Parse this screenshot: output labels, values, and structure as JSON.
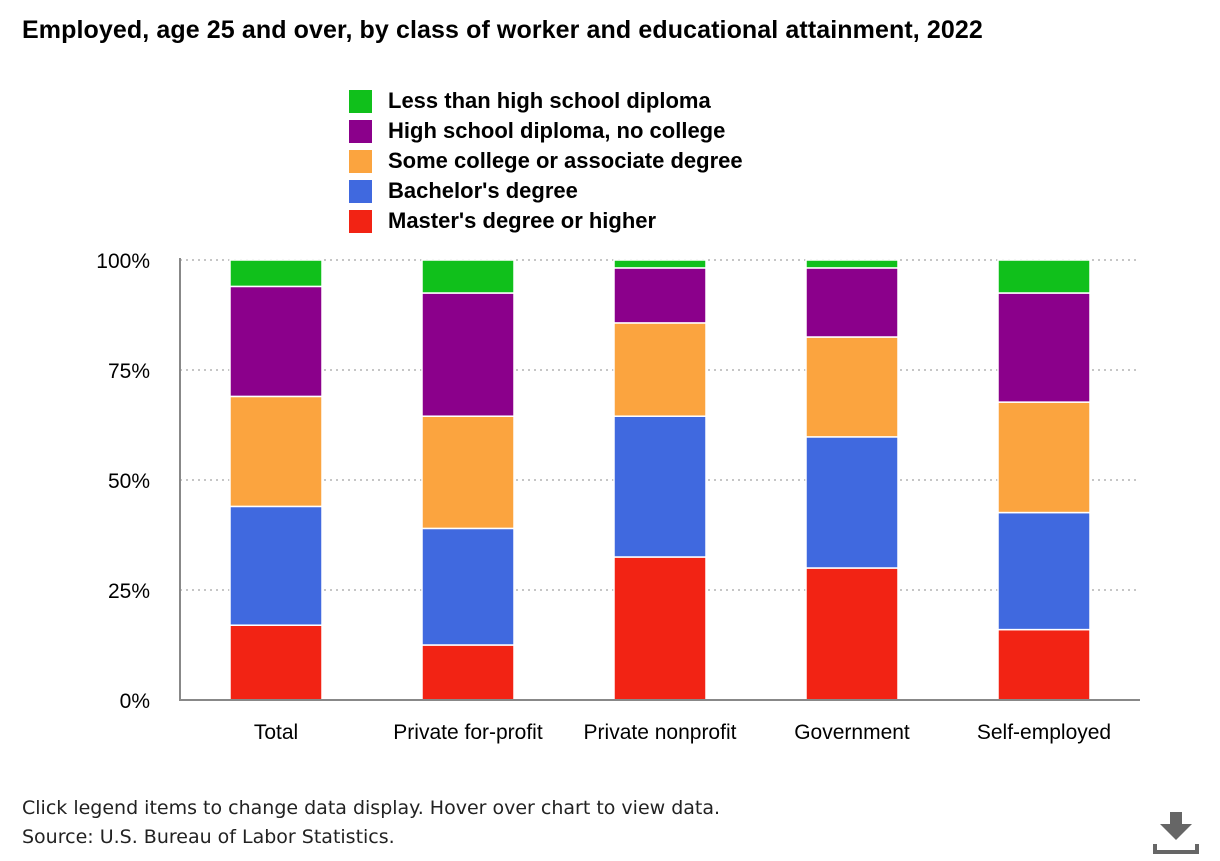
{
  "title": "Employed, age 25 and over, by class of worker and educational attainment, 2022",
  "footer": {
    "note": "Click legend items to change data display. Hover over chart to view data.",
    "source": "Source: U.S. Bureau of Labor Statistics."
  },
  "download_icon": "download-icon",
  "chart_data": {
    "type": "bar",
    "stacked": true,
    "title": "Employed, age 25 and over, by class of worker and educational attainment, 2022",
    "xlabel": "",
    "ylabel": "",
    "ylim": [
      0,
      100
    ],
    "yticks": [
      "0%",
      "25%",
      "50%",
      "75%",
      "100%"
    ],
    "ytick_values": [
      0,
      25,
      50,
      75,
      100
    ],
    "grid": true,
    "legend_position": "top-center",
    "categories": [
      "Total",
      "Private for-profit",
      "Private nonprofit",
      "Government",
      "Self-employed"
    ],
    "series": [
      {
        "name": "Master's degree or higher",
        "color": "#f22314",
        "values": [
          17,
          12.5,
          32.5,
          30,
          16
        ]
      },
      {
        "name": "Bachelor's degree",
        "color": "#4069df",
        "values": [
          27,
          26.5,
          32,
          29.8,
          26.6
        ]
      },
      {
        "name": "Some college or associate degree",
        "color": "#fba43f",
        "values": [
          25,
          25.5,
          21.2,
          22.7,
          25.1
        ]
      },
      {
        "name": "High school diploma, no college",
        "color": "#8b008b",
        "values": [
          25,
          28,
          12.5,
          15.7,
          24.8
        ]
      },
      {
        "name": "Less than high school diploma",
        "color": "#10c01b",
        "values": [
          6,
          7.5,
          1.8,
          1.8,
          7.5
        ]
      }
    ]
  }
}
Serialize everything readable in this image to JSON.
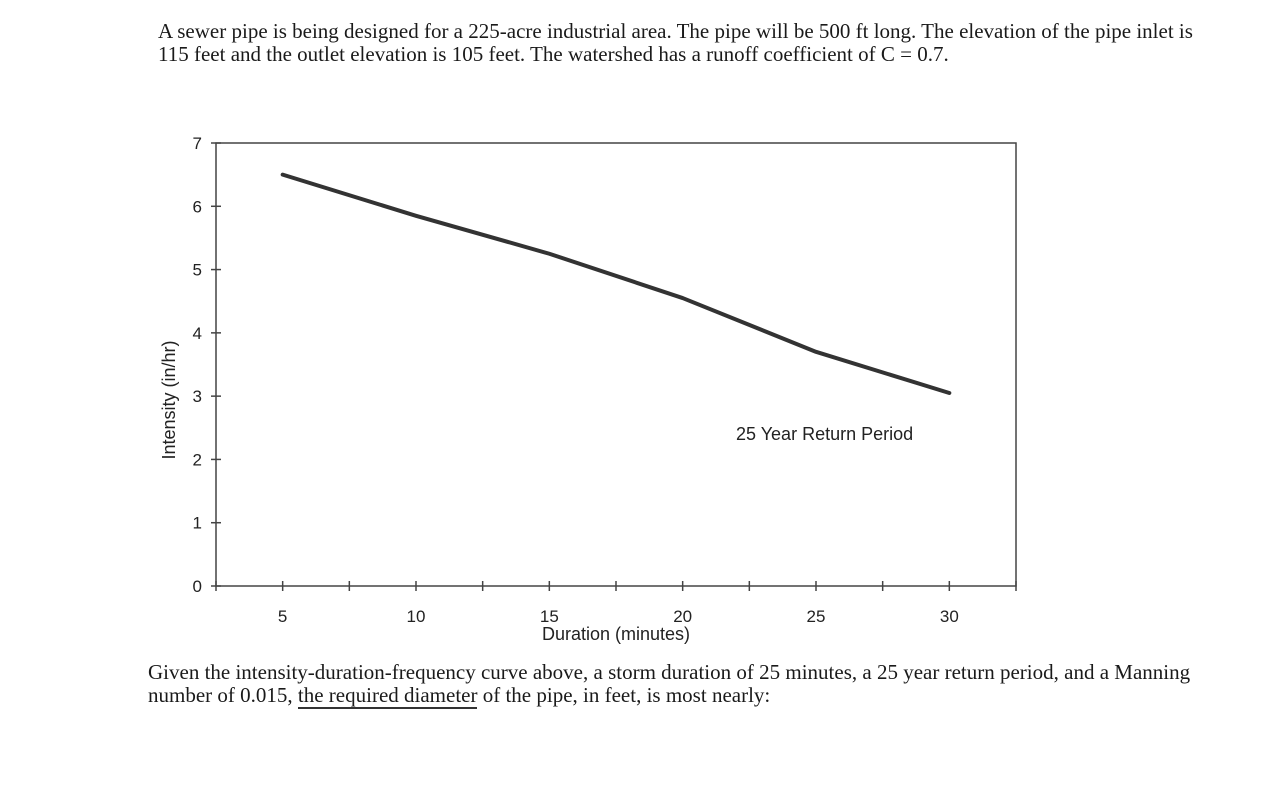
{
  "problem": {
    "intro": "A sewer pipe is being designed for a 225-acre industrial area.  The pipe will be 500 ft long. The elevation of the pipe inlet is 115 feet and the outlet elevation is 105 feet. The watershed has a runoff coefficient of C = 0.7.",
    "question_before": "Given the intensity-duration-frequency curve above, a storm duration of 25 minutes, a 25 year return period, and a Manning number of 0.015, ",
    "question_underlined": "the required diameter",
    "question_after": " of the pipe, in feet, is most nearly:"
  },
  "chart_data": {
    "type": "line",
    "title": "",
    "xlabel": "Duration (minutes)",
    "ylabel": "Intensity (in/hr)",
    "xlim": [
      2.5,
      32.5
    ],
    "ylim": [
      0,
      7
    ],
    "xticks": [
      5,
      10,
      15,
      20,
      25,
      30
    ],
    "yticks": [
      0,
      1,
      2,
      3,
      4,
      5,
      6,
      7
    ],
    "grid": false,
    "annotation": "25 Year Return Period",
    "series": [
      {
        "x": [
          5,
          10,
          15,
          20,
          25,
          30
        ],
        "values": [
          6.5,
          5.85,
          5.25,
          4.55,
          3.7,
          3.05
        ]
      }
    ],
    "line_color": "#333333"
  }
}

◆ What is asked ◆
Determine how many lines of the data contain "degree" and give nothing but that number.

◆ Result ◆
3